MATERIAL FOR THIS TASK:
-.-.-

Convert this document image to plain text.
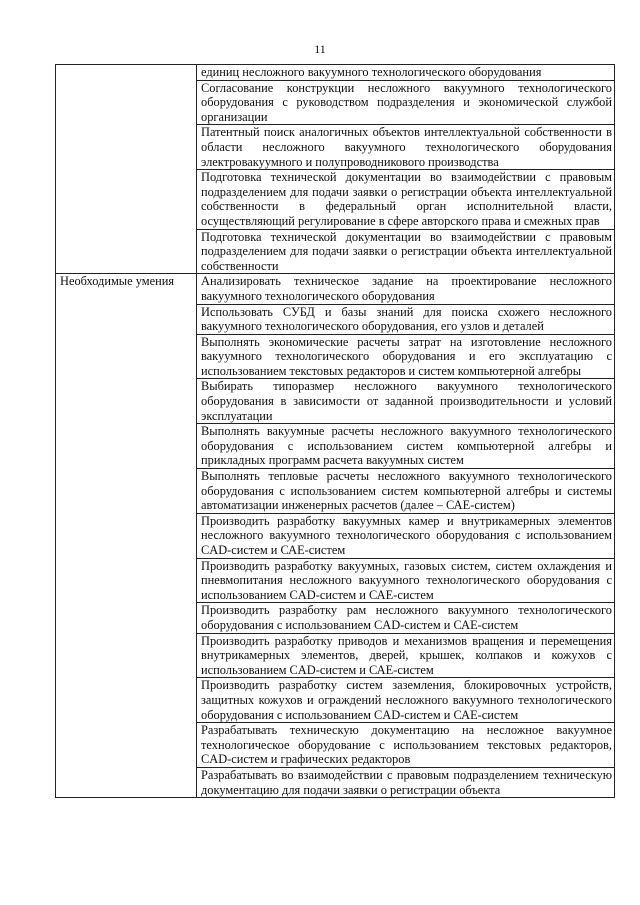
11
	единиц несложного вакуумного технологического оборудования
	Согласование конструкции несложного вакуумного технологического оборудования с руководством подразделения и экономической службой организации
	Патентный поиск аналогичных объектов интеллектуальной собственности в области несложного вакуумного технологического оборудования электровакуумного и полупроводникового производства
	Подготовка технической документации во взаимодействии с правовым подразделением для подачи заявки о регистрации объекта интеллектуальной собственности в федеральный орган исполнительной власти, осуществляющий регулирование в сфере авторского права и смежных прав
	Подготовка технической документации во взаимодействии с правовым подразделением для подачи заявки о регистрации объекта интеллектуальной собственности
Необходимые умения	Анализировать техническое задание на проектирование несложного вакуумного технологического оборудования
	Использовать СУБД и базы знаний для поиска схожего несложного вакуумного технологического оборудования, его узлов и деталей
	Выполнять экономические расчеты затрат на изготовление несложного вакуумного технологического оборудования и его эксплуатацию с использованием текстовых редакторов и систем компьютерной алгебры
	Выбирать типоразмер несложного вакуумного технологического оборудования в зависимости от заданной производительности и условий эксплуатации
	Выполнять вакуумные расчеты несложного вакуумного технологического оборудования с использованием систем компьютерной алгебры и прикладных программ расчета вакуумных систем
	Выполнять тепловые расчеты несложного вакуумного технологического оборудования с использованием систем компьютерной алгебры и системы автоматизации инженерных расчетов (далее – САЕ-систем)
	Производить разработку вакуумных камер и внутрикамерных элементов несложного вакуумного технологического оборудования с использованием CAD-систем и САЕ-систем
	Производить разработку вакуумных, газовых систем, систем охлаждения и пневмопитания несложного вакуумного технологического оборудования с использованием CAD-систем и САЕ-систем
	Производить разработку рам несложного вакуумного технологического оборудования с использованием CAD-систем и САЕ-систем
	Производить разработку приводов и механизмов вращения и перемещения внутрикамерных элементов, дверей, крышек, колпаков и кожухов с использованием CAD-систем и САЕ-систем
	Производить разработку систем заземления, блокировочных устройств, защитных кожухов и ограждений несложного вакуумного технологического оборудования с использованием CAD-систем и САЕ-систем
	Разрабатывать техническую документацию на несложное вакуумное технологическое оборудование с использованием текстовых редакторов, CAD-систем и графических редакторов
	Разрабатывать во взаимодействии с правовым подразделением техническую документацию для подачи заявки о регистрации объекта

-.-.-

PROBLEM TO SOLVE: Scan the material above. Return every line containing the string "техническую".

ANSWER:
	Разрабатывать техническую документацию на несложное вакуумное технологическое оборудование с использованием текстовых редакторов, CAD-систем и графических редакторов
	Разрабатывать во взаимодействии с правовым подразделением техническую документацию для подачи заявки о регистрации объекта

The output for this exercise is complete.